Written exercise:
Repeat all of the records verbatim.
>> start
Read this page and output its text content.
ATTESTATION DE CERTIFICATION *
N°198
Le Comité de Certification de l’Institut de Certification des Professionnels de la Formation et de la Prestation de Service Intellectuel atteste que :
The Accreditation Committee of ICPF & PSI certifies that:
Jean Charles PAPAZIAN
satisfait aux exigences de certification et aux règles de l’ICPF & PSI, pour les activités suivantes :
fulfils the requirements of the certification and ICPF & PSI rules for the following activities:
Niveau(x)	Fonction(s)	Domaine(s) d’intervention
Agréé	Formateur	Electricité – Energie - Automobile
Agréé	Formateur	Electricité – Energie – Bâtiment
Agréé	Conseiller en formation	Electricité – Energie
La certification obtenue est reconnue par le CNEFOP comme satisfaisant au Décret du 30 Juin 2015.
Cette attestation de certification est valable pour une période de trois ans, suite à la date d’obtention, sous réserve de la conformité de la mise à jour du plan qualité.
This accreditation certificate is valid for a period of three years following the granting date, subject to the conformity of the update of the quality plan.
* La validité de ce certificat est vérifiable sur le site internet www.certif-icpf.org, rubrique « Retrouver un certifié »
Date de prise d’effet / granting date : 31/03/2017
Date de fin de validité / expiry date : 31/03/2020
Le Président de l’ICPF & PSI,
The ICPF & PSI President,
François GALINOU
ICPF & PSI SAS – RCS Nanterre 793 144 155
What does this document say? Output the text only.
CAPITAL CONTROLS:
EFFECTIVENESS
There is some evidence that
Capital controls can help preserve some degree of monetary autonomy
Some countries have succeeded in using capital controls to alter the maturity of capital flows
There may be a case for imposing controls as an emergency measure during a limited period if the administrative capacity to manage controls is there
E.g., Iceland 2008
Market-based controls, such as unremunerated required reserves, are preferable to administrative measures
>> end
Written response:
Read this page and output its text content.
ATTESTATION DE CERTIFICATION *
N°198
Le Comité de Certification de l’Institut de Certification des Professionnels de la Formation et de la Prestation de Service Intellectuel atteste que :
The Accreditation Committee of ICPF & PSI certifies that:
Jean Charles PAPAZIAN
satisfait aux exigences de certification et aux règles de l’ICPF & PSI, pour les activités suivantes :
fulfils the requirements of the certification and ICPF & PSI rules for the following activities:
Niveau(x)	Fonction(s)	Domaine(s) d’intervention
Agréé	Formateur	Electricité – Energie - Automobile
Agréé	Formateur	Electricité – Energie – Bâtiment
Agréé	Conseiller en formation	Electricité – Energie
La certification obtenue est reconnue par le CNEFOP comme satisfaisant au Décret du 30 Juin 2015.
Cette attestation de certification est valable pour une période de trois ans, suite à la date d’obtention, sous réserve de la conformité de la mise à jour du plan qualité.
This accreditation certificate is valid for a period of three years following the granting date, subject to the conformity of the update of the quality plan.
* La validité de ce certificat est vérifiable sur le site internet www.certif-icpf.org, rubrique « Retrouver un certifié »
Date de prise d’effet / granting date : 31/03/2017
Date de fin de validité / expiry date : 31/03/2020
Le Président de l’ICPF & PSI,
The ICPF & PSI President,
François GALINOU
ICPF & PSI SAS – RCS Nanterre 793 144 155
What does this document say? Output the text only.
CAPITAL CONTROLS:
EFFECTIVENESS
There is some evidence that
Capital controls can help preserve some degree of monetary autonomy
Some countries have succeeded in using capital controls to alter the maturity of capital flows
There may be a case for imposing controls as an emergency measure during a limited period if the administrative capacity to manage controls is there
E.g., Iceland 2008
Market-based controls, such as unremunerated required reserves, are preferable to administrative measures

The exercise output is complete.